> **Task requirements**: Pick out each line with the word "Určete" from the material that follows.

> **Collected data entries**:

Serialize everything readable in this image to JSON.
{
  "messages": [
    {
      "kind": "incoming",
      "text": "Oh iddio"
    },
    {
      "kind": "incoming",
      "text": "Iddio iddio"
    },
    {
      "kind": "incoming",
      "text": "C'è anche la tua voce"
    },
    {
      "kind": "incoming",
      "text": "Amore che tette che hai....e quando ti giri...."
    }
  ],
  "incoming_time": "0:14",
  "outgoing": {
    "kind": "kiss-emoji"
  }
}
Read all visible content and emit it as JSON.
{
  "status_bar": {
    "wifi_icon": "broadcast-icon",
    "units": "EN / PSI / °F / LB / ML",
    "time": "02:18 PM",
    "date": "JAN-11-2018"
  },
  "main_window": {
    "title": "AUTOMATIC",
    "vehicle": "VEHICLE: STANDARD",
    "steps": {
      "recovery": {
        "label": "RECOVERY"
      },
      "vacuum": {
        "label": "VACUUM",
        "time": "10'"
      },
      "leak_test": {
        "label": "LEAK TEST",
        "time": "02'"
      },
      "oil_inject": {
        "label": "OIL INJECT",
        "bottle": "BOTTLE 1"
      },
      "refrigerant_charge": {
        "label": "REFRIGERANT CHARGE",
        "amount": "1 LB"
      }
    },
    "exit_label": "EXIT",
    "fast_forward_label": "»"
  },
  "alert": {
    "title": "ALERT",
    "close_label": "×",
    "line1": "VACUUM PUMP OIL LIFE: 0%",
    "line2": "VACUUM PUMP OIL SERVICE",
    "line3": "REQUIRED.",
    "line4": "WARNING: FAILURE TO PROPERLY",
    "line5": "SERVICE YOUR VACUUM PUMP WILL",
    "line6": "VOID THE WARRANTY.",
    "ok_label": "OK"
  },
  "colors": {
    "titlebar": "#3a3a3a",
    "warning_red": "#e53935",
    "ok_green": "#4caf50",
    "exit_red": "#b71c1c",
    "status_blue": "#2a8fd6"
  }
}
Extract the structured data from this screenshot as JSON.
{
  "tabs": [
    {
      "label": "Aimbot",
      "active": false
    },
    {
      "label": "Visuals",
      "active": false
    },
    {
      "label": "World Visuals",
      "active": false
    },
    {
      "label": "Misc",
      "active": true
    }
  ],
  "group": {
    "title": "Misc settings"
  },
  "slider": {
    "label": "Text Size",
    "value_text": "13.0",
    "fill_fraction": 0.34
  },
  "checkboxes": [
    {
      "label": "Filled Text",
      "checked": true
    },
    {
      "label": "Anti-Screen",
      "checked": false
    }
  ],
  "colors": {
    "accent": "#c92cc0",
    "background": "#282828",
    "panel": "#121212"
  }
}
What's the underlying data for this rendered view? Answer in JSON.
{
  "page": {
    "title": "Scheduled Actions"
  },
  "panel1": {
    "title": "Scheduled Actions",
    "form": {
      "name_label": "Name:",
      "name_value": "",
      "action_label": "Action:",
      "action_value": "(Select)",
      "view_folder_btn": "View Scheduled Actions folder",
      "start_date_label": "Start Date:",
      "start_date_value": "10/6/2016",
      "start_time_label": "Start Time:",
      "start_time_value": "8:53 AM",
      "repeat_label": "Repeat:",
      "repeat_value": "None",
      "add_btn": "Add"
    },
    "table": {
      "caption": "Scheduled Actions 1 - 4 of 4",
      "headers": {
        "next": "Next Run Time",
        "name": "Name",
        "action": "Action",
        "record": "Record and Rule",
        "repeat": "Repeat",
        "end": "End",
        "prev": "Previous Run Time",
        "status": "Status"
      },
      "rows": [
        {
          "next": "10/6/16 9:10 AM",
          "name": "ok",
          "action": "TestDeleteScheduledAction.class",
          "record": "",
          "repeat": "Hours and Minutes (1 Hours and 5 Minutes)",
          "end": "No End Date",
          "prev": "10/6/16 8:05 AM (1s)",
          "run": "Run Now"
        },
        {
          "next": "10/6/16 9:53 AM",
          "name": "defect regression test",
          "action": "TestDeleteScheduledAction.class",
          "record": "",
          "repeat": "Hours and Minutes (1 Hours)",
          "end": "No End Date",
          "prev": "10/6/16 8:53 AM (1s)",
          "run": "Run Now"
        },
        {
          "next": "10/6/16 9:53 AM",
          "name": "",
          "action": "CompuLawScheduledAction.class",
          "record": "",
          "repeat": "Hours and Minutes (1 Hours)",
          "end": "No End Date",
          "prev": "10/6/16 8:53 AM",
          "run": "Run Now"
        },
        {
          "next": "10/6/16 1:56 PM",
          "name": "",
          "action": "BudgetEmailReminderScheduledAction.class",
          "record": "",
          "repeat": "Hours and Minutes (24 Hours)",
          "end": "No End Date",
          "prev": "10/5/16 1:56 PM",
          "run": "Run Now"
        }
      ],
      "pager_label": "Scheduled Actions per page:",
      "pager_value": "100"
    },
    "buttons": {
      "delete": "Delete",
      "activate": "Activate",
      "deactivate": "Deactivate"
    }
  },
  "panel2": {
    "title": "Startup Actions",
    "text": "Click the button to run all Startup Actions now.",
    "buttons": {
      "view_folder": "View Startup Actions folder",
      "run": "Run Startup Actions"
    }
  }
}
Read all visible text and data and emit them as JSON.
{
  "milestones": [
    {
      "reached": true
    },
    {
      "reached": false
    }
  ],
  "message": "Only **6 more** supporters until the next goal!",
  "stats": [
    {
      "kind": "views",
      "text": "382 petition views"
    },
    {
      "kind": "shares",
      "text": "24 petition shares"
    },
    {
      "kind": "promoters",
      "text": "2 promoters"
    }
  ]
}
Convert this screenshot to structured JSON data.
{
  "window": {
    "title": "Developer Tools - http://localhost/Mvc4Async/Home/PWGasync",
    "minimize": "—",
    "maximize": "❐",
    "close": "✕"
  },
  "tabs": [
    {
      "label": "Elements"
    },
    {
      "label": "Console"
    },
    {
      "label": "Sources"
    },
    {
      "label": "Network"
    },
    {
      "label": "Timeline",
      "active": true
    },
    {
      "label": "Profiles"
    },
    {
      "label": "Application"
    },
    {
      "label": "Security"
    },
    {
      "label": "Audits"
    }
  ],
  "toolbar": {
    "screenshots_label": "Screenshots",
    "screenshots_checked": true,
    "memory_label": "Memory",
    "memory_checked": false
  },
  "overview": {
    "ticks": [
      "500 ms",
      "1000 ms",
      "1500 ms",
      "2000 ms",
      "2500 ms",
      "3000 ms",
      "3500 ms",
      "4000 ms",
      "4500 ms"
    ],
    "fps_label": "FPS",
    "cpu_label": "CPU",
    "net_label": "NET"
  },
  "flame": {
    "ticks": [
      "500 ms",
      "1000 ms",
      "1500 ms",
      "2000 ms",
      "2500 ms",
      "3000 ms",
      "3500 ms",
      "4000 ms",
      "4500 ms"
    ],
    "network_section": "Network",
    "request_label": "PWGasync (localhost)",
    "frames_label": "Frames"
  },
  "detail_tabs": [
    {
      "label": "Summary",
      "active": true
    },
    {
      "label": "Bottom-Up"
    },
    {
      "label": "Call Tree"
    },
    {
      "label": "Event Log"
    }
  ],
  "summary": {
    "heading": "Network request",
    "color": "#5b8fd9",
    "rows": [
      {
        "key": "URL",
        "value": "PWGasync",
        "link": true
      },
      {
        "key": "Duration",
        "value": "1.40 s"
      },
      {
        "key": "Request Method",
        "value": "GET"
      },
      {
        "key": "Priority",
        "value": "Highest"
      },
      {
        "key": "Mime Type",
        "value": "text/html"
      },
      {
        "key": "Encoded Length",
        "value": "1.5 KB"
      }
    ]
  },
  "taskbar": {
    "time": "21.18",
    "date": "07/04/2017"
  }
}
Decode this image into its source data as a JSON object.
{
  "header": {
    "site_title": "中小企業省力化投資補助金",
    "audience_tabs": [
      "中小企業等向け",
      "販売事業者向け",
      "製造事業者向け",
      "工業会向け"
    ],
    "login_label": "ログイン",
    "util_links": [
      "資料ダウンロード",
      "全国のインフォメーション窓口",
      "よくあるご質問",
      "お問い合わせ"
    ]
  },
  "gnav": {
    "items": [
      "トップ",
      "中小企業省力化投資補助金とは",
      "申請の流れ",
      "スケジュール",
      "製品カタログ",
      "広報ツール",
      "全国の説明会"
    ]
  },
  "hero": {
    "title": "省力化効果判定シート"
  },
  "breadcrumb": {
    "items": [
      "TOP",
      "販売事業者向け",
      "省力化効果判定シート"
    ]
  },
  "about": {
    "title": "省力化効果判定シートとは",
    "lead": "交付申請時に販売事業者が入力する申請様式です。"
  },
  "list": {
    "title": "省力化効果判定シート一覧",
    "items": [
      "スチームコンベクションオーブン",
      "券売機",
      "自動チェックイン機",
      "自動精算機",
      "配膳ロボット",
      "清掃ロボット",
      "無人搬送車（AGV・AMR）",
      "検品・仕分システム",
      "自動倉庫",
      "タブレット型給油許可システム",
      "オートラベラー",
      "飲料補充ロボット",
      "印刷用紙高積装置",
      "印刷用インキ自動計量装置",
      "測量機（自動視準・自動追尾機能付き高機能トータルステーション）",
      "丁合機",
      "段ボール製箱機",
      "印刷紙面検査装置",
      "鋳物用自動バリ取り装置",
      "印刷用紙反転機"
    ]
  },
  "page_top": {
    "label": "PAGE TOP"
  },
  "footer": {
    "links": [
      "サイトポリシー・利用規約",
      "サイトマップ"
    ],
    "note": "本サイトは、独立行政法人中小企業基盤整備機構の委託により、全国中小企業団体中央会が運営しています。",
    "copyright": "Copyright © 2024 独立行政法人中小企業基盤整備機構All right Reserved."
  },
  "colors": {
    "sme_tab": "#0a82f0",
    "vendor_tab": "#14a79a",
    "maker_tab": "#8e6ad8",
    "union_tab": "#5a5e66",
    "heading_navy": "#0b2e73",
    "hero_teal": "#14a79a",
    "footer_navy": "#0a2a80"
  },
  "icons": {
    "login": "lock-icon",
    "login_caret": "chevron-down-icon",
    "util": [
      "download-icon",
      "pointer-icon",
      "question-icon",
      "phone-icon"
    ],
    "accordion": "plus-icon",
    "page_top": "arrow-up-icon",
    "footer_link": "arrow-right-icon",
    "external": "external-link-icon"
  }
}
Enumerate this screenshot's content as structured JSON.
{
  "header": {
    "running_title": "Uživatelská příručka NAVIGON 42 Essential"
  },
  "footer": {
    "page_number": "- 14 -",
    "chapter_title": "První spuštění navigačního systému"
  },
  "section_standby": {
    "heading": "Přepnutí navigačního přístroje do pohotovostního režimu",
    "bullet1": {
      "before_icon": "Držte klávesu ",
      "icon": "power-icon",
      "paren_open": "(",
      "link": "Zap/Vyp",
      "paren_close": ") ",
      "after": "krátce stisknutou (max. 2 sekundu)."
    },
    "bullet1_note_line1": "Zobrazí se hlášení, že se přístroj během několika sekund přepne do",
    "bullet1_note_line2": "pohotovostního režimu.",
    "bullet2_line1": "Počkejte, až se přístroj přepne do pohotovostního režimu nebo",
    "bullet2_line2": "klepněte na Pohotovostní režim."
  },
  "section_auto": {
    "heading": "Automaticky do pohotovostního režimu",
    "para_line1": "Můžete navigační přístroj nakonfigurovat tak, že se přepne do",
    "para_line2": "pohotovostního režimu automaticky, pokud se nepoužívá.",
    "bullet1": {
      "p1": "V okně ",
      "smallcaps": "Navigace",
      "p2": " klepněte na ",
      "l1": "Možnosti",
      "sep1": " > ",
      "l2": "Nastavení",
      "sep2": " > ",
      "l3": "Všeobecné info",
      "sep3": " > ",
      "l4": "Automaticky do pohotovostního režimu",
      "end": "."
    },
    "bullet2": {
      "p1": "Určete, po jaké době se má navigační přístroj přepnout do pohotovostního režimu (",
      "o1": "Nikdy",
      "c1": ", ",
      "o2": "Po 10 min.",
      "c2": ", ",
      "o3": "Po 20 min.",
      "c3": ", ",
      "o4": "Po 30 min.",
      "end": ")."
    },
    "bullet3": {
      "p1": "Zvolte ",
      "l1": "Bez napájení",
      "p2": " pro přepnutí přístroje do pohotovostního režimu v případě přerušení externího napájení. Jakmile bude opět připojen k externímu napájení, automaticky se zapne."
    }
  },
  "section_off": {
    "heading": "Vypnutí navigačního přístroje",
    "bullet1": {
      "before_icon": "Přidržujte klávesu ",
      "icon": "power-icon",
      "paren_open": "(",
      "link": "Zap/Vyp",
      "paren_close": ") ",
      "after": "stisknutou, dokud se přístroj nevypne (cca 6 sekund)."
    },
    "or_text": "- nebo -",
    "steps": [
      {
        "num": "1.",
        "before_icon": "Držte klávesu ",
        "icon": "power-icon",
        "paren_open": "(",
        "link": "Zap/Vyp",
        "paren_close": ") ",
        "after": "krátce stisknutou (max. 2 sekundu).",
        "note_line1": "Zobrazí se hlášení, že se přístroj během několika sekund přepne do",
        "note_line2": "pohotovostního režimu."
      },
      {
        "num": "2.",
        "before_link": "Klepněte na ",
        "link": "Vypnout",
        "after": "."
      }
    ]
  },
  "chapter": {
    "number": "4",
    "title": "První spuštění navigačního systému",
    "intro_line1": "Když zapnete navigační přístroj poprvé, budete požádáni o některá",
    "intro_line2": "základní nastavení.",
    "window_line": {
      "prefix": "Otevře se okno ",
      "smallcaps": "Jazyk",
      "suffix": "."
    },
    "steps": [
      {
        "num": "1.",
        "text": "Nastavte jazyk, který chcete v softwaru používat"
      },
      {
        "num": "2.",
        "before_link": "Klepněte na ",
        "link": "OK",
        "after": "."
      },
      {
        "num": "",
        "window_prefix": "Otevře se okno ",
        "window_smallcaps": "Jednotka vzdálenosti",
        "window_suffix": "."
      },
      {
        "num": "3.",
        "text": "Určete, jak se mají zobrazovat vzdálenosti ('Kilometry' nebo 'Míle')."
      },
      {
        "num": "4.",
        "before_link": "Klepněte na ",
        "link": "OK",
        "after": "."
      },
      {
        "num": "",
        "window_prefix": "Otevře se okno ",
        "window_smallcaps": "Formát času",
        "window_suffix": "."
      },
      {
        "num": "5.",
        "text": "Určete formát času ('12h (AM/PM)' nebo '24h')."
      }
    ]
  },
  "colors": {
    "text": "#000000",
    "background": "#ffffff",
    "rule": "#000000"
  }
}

> **Answer to this task**:
      "p1": "Určete, po jaké době se má navigační přístroj přepnout do pohotovostního režimu (",
        "text": "Určete, jak se mají zobrazovat vzdálenosti ('Kilometry' nebo 'Míle')."
        "text": "Určete formát času ('12h (AM/PM)' nebo '24h')."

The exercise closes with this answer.